Work to be completed: Filter these entries, keeping only lines that hold the word "name".

Data provided:

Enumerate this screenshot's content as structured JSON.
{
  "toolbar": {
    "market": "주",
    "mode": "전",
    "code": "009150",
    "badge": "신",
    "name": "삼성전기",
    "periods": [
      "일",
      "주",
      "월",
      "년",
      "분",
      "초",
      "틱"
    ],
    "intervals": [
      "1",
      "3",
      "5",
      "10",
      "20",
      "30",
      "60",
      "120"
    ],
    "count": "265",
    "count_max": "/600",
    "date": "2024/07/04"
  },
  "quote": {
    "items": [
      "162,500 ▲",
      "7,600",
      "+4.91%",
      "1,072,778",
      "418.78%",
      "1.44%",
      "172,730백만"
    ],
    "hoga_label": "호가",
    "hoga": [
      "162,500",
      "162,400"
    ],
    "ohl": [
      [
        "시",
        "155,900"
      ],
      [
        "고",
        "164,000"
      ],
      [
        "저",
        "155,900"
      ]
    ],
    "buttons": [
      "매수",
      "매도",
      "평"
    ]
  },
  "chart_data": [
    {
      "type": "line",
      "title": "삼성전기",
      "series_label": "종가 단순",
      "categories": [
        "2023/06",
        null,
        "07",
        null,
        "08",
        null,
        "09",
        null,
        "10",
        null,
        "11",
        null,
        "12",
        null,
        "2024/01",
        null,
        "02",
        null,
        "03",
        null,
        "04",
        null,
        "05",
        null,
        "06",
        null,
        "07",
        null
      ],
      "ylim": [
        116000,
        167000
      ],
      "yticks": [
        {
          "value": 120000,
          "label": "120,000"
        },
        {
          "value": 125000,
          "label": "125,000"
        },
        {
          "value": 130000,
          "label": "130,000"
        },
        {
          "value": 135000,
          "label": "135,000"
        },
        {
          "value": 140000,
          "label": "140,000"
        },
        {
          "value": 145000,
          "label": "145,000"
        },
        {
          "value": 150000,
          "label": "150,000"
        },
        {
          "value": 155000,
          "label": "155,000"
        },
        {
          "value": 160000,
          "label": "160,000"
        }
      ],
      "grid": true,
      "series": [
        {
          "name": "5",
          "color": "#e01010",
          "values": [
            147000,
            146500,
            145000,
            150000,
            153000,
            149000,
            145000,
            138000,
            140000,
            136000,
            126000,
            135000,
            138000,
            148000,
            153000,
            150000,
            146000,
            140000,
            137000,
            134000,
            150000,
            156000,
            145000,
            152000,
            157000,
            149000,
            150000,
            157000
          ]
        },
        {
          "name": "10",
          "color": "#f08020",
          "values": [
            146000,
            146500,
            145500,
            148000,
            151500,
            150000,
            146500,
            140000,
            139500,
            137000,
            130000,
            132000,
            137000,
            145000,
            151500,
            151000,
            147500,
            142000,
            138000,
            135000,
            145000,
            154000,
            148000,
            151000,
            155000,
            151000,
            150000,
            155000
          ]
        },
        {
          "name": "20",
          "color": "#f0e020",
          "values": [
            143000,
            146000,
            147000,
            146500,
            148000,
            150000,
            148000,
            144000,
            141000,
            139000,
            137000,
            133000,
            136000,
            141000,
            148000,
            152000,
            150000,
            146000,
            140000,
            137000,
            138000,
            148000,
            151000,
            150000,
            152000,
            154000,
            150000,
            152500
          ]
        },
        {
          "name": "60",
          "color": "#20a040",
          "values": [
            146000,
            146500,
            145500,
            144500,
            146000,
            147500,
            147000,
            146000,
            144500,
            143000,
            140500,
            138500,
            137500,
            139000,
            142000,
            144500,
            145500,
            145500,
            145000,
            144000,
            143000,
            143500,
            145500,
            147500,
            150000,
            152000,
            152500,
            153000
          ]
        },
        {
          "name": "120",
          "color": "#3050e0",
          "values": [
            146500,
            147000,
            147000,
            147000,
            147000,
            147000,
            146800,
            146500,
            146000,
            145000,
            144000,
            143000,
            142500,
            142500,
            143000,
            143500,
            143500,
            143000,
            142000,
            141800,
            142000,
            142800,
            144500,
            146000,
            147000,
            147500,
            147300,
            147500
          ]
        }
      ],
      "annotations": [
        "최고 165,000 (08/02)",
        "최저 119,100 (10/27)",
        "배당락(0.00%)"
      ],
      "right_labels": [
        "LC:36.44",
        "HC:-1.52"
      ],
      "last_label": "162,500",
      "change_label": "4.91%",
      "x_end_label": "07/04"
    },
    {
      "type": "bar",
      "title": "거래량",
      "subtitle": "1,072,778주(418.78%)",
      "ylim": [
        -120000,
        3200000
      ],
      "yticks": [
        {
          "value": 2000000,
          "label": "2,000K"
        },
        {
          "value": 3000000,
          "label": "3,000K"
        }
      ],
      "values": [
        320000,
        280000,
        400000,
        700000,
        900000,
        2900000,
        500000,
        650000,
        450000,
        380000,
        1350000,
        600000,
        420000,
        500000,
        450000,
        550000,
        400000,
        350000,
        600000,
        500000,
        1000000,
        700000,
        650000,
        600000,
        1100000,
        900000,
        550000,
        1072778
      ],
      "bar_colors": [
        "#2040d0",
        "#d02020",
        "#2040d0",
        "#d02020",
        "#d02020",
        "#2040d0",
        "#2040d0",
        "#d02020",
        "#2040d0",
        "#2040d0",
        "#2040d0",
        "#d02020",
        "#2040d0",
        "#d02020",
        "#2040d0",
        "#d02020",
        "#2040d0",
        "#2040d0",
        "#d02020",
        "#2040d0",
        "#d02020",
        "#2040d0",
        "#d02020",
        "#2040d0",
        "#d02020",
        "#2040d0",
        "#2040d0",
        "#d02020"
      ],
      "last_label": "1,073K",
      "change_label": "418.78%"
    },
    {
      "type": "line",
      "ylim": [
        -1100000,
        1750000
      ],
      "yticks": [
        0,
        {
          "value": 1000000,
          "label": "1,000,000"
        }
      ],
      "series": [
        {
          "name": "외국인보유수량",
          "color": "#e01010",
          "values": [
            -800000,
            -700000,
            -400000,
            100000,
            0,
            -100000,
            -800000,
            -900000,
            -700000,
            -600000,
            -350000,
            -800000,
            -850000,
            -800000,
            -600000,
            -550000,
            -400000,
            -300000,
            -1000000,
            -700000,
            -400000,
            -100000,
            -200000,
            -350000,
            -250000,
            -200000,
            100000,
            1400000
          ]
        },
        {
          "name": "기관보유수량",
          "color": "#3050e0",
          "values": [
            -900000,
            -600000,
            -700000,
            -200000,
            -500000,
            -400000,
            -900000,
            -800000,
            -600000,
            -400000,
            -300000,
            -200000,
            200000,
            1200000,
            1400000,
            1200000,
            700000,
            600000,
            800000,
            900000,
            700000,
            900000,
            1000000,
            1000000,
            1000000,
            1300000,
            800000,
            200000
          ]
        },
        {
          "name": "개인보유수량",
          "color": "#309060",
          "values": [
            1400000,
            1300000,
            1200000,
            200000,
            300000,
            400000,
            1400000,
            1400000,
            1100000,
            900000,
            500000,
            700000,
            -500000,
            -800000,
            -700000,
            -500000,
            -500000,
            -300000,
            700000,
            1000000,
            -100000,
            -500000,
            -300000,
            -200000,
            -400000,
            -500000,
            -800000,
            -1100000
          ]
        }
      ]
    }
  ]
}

Task response:
    "name": "삼성전기",
          "name": "5",
          "name": "10",
          "name": "20",
          "name": "60",
          "name": "120",
          "name": "외국인보유수량",
          "name": "기관보유수량",
          "name": "개인보유수량",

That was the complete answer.